▶ _Records for the task_:
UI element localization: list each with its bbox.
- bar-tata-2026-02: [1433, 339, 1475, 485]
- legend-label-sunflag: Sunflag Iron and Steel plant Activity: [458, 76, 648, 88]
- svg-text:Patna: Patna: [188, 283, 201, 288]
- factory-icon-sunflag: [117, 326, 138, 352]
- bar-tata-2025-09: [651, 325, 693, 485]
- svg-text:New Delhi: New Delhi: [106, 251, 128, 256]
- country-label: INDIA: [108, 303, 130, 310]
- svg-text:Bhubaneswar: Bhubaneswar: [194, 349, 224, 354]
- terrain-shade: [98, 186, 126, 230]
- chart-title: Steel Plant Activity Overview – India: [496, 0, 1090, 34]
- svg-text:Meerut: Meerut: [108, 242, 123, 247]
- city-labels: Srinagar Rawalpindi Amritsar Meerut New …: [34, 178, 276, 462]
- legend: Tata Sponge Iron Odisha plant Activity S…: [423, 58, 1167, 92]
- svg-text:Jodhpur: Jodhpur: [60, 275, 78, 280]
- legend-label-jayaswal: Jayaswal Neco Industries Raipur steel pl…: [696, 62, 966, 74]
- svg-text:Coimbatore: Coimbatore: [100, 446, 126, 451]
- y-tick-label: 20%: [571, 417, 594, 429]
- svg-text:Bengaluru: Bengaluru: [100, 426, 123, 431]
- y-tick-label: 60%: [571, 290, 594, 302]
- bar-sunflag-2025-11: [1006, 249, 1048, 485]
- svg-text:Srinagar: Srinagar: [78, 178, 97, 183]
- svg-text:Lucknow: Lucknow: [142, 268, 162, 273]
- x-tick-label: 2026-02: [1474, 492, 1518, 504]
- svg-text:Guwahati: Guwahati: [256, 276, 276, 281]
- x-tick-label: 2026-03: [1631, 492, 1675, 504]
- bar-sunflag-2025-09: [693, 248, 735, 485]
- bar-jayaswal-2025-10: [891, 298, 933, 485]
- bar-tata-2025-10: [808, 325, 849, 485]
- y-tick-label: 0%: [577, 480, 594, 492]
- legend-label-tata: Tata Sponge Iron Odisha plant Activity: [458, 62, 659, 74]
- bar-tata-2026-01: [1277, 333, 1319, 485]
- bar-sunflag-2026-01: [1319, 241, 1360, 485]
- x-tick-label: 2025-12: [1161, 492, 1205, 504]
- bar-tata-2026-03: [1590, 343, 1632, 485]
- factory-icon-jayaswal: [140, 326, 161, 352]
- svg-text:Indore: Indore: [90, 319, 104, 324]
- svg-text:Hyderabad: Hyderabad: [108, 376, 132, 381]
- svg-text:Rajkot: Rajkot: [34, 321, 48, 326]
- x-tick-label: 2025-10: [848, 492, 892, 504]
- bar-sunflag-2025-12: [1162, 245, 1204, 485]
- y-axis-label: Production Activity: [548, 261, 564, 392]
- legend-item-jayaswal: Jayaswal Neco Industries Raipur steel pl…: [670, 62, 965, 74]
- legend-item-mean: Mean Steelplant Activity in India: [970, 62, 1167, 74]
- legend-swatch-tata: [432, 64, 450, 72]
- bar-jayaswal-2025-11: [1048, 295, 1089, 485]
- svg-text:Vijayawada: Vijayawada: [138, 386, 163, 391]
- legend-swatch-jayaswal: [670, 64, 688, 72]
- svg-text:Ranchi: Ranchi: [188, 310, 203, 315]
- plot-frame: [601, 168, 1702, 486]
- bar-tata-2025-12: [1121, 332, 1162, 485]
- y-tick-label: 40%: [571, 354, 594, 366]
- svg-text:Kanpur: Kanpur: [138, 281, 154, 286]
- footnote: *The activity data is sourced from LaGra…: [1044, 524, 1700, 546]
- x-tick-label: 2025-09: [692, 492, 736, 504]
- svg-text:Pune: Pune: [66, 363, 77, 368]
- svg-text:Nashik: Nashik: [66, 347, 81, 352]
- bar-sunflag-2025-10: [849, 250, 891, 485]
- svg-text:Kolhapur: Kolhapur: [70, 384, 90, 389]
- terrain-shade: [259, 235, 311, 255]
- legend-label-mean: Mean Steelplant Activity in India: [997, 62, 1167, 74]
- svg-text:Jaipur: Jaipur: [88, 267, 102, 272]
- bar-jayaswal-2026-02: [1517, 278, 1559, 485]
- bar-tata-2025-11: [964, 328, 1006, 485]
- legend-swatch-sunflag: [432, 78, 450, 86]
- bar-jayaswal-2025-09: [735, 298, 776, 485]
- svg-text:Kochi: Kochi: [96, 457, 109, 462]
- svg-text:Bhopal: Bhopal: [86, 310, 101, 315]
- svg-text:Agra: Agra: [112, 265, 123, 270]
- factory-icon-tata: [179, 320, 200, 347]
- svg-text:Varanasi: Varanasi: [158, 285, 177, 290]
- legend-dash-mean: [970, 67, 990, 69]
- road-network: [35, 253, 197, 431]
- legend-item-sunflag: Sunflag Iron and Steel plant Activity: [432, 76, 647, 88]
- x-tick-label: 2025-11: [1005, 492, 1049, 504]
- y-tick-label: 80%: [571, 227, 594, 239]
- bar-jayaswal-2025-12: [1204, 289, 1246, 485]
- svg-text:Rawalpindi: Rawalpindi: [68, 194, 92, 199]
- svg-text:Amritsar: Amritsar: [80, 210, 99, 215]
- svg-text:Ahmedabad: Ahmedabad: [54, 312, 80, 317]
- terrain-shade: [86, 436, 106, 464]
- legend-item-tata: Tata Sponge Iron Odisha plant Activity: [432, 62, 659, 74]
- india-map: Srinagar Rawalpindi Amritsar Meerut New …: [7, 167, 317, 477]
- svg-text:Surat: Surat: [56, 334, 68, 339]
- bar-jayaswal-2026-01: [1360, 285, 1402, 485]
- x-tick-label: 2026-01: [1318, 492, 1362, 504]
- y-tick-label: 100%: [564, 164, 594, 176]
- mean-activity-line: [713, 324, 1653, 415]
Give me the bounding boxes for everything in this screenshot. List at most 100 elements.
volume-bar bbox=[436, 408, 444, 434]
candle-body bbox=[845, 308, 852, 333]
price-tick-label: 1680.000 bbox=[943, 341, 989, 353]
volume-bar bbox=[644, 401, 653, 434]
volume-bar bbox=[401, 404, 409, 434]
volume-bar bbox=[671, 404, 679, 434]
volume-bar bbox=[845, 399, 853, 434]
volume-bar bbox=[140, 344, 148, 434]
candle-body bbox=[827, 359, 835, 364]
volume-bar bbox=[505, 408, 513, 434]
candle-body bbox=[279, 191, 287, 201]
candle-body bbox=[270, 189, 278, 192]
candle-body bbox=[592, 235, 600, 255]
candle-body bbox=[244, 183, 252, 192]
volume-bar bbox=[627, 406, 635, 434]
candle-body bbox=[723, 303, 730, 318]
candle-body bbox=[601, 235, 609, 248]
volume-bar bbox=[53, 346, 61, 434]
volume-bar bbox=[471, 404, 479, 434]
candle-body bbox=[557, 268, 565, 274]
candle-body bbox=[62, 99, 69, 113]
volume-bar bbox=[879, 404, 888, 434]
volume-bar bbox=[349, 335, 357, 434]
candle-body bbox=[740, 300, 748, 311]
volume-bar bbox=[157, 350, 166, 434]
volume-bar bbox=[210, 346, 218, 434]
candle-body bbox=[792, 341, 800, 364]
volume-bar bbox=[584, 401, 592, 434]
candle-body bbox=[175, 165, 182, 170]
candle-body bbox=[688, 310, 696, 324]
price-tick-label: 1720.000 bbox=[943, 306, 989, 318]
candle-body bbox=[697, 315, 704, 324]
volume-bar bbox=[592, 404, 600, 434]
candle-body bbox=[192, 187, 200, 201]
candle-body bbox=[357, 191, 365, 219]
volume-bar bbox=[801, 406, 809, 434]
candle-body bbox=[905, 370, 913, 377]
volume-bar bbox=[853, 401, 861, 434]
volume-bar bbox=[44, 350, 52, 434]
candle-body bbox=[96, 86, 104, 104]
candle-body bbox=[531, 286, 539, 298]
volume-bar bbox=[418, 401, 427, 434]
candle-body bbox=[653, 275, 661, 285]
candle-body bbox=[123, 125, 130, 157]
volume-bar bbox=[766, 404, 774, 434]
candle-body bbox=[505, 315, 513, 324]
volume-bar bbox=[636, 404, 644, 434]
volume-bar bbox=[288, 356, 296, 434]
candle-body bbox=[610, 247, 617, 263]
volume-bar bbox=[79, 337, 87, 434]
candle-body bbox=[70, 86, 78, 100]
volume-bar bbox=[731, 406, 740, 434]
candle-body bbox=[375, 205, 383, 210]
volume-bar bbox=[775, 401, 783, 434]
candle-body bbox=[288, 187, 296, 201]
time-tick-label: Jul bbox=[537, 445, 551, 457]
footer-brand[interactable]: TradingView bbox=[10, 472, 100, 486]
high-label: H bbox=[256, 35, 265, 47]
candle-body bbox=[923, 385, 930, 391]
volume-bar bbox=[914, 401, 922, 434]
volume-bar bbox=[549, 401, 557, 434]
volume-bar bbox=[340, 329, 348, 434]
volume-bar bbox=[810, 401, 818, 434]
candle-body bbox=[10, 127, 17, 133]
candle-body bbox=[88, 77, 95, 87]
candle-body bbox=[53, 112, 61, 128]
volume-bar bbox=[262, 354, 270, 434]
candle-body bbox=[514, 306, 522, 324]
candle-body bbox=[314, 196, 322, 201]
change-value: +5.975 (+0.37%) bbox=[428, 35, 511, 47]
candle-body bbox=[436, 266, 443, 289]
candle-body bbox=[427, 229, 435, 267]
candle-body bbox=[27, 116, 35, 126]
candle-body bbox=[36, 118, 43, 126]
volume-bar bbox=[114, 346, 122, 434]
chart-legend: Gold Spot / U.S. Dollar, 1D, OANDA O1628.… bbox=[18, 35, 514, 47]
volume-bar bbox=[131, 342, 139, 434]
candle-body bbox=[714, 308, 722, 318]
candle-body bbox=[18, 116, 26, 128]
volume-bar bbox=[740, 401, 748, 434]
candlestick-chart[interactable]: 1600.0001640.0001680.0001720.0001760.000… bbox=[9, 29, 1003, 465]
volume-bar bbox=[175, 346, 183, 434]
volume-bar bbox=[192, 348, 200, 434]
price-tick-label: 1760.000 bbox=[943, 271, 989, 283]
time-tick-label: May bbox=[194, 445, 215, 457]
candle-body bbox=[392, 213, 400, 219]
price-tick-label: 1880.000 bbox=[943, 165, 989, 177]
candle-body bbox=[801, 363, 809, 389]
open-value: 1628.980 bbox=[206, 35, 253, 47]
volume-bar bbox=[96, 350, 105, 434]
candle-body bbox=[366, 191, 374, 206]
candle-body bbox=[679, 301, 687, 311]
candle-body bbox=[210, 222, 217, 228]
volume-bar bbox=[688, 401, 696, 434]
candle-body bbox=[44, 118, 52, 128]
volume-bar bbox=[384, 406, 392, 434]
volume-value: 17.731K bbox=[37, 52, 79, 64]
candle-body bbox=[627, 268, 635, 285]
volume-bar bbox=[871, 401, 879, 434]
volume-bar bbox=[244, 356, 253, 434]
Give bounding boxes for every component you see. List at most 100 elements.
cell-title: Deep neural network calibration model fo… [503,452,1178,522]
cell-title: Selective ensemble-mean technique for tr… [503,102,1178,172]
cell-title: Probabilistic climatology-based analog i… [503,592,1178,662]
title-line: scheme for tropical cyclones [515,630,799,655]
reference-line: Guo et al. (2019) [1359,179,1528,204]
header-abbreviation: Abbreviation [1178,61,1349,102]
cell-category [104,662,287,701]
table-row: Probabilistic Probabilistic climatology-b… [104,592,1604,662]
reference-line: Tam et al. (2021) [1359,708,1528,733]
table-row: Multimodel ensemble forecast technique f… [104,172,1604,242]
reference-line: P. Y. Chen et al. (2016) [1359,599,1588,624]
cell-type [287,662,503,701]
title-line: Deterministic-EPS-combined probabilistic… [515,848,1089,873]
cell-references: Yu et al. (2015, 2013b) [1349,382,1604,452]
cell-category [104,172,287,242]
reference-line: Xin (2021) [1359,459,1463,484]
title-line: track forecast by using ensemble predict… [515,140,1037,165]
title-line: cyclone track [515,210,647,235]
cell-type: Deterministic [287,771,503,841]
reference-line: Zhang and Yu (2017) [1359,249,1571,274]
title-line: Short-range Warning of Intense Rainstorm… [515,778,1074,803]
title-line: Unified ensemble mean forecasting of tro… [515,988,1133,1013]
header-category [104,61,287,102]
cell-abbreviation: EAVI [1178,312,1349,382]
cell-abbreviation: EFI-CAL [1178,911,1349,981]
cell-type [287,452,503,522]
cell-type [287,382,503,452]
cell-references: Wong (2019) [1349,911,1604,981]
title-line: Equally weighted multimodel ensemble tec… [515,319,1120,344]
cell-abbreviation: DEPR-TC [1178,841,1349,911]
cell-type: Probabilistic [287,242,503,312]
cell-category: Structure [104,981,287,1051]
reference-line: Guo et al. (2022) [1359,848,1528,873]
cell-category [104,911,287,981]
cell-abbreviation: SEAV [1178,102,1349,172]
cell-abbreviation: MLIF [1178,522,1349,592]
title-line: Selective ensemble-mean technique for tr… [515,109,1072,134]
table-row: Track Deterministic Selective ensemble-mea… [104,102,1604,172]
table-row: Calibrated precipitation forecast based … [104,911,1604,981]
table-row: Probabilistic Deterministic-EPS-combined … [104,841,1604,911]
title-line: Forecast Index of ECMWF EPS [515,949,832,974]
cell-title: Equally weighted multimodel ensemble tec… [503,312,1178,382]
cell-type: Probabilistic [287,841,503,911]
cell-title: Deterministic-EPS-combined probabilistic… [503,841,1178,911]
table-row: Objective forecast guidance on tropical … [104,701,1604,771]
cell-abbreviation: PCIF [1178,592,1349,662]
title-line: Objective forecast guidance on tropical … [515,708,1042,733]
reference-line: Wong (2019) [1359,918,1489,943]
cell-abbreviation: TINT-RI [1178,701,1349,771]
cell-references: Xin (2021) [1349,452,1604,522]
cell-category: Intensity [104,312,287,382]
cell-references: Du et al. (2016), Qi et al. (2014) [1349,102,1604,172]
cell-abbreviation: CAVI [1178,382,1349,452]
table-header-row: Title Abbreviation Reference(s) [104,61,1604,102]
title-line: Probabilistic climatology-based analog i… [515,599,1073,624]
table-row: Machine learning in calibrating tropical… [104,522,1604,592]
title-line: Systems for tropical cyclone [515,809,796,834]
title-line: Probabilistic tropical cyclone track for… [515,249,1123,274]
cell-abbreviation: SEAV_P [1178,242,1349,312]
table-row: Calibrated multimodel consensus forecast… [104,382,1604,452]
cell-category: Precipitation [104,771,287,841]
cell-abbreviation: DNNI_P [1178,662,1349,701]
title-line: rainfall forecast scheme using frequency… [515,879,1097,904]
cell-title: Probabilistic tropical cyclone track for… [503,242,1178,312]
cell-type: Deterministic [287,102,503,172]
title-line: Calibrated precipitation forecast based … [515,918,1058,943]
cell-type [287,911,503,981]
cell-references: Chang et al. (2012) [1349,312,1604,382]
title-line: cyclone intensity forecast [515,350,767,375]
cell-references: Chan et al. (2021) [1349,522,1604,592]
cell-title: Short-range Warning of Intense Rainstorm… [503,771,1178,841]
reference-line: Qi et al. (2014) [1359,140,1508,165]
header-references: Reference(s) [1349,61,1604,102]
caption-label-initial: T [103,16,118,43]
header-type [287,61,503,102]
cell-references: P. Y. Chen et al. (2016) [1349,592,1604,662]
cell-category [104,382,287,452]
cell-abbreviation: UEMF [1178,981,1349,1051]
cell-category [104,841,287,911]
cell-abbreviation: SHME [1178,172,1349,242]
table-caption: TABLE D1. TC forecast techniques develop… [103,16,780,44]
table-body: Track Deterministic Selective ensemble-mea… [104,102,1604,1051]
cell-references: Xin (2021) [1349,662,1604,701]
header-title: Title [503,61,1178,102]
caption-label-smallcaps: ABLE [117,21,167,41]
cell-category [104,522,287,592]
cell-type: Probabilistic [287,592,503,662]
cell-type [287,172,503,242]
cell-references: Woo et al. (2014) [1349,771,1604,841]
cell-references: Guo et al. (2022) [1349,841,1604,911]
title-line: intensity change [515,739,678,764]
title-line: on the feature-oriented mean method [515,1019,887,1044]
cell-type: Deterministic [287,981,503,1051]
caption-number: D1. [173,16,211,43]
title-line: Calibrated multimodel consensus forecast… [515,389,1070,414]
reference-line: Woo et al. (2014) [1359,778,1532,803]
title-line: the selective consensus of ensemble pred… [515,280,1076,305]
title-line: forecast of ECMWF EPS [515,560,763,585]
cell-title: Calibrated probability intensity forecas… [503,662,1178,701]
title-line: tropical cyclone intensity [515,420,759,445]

▶ _Task directions_:
Return everything in the listing from the start down through the line containing "- svg-text:Meerut: Meerut: [108, 242, 123, 247]", both ends included, with each line reproduced unchanged.

▶ _The answer_:
UI element localization: list each with its bbox.
- bar-tata-2026-02: [1433, 339, 1475, 485]
- legend-label-sunflag: Sunflag Iron and Steel plant Activity: [458, 76, 648, 88]
- svg-text:Patna: Patna: [188, 283, 201, 288]
- factory-icon-sunflag: [117, 326, 138, 352]
- bar-tata-2025-09: [651, 325, 693, 485]
- svg-text:New Delhi: New Delhi: [106, 251, 128, 256]
- country-label: INDIA: [108, 303, 130, 310]
- svg-text:Bhubaneswar: Bhubaneswar: [194, 349, 224, 354]
- terrain-shade: [98, 186, 126, 230]
- chart-title: Steel Plant Activity Overview – India: [496, 0, 1090, 34]
- svg-text:Meerut: Meerut: [108, 242, 123, 247]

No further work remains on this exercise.